(Lines of data)
[BEGIN]
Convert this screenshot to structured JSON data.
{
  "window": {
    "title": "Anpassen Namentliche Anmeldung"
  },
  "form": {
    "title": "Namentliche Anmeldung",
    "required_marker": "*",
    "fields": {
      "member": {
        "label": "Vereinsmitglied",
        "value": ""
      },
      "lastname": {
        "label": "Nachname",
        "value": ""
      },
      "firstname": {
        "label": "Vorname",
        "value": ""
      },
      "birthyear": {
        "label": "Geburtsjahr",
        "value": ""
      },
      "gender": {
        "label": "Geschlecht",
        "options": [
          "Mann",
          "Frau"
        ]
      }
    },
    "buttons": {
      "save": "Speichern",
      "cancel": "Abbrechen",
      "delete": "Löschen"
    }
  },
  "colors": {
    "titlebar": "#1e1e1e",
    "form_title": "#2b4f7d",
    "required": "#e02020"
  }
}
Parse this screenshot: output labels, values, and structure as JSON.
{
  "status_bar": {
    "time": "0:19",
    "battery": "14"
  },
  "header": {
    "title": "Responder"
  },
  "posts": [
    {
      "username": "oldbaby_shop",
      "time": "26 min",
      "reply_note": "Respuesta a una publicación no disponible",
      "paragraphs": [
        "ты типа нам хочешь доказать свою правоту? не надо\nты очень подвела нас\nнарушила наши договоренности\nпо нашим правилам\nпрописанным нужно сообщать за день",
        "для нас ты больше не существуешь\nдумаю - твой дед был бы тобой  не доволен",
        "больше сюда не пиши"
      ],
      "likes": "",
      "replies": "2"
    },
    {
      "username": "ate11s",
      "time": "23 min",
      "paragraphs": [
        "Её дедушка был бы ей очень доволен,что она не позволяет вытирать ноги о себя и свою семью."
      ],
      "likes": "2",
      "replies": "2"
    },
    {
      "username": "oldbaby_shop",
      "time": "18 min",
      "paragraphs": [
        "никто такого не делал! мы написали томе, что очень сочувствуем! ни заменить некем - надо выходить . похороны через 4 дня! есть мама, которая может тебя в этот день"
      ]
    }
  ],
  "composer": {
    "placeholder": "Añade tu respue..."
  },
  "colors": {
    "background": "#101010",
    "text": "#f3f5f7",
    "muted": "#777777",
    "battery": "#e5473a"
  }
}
[END]
**What the exercise asks:** Search the data for "доволен" and list every line in which it occurs.

**Reply to the task:**
        "для нас ты больше не существуешь\nдумаю - твой дед был бы тобой  не доволен",
        "Её дедушка был бы ей очень доволен,что она не позволяет вытирать ноги о себя и свою семью."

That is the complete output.